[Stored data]
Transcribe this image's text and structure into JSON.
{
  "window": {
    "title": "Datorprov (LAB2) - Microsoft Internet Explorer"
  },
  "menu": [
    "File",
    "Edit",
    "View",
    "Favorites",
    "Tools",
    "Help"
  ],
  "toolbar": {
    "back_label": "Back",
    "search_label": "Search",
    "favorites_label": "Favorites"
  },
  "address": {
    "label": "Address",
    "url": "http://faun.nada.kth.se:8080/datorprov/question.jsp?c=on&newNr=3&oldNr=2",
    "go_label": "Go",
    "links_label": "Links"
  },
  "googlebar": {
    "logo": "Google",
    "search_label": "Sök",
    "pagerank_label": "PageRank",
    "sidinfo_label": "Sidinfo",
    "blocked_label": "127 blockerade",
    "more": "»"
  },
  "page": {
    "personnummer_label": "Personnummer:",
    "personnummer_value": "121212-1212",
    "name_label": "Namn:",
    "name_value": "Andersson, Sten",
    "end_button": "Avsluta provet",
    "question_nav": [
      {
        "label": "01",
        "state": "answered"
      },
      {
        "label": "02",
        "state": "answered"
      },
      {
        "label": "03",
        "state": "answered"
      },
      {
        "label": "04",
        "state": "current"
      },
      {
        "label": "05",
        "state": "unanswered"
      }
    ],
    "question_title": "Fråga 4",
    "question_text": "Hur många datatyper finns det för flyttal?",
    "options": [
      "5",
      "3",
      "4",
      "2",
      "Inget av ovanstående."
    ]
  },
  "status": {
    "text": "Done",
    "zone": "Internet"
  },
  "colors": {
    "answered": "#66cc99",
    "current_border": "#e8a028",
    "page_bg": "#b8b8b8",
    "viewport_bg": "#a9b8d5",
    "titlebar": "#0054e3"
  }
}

**Given exercise**
Retype every record above exactly as it appears.

**Complete output**
Transcribe this image's text and structure into JSON.
{
  "window": {
    "title": "Datorprov (LAB2) - Microsoft Internet Explorer"
  },
  "menu": [
    "File",
    "Edit",
    "View",
    "Favorites",
    "Tools",
    "Help"
  ],
  "toolbar": {
    "back_label": "Back",
    "search_label": "Search",
    "favorites_label": "Favorites"
  },
  "address": {
    "label": "Address",
    "url": "http://faun.nada.kth.se:8080/datorprov/question.jsp?c=on&newNr=3&oldNr=2",
    "go_label": "Go",
    "links_label": "Links"
  },
  "googlebar": {
    "logo": "Google",
    "search_label": "Sök",
    "pagerank_label": "PageRank",
    "sidinfo_label": "Sidinfo",
    "blocked_label": "127 blockerade",
    "more": "»"
  },
  "page": {
    "personnummer_label": "Personnummer:",
    "personnummer_value": "121212-1212",
    "name_label": "Namn:",
    "name_value": "Andersson, Sten",
    "end_button": "Avsluta provet",
    "question_nav": [
      {
        "label": "01",
        "state": "answered"
      },
      {
        "label": "02",
        "state": "answered"
      },
      {
        "label": "03",
        "state": "answered"
      },
      {
        "label": "04",
        "state": "current"
      },
      {
        "label": "05",
        "state": "unanswered"
      }
    ],
    "question_title": "Fråga 4",
    "question_text": "Hur många datatyper finns det för flyttal?",
    "options": [
      "5",
      "3",
      "4",
      "2",
      "Inget av ovanstående."
    ]
  },
  "status": {
    "text": "Done",
    "zone": "Internet"
  },
  "colors": {
    "answered": "#66cc99",
    "current_border": "#e8a028",
    "page_bg": "#b8b8b8",
    "viewport_bg": "#a9b8d5",
    "titlebar": "#0054e3"
  }
}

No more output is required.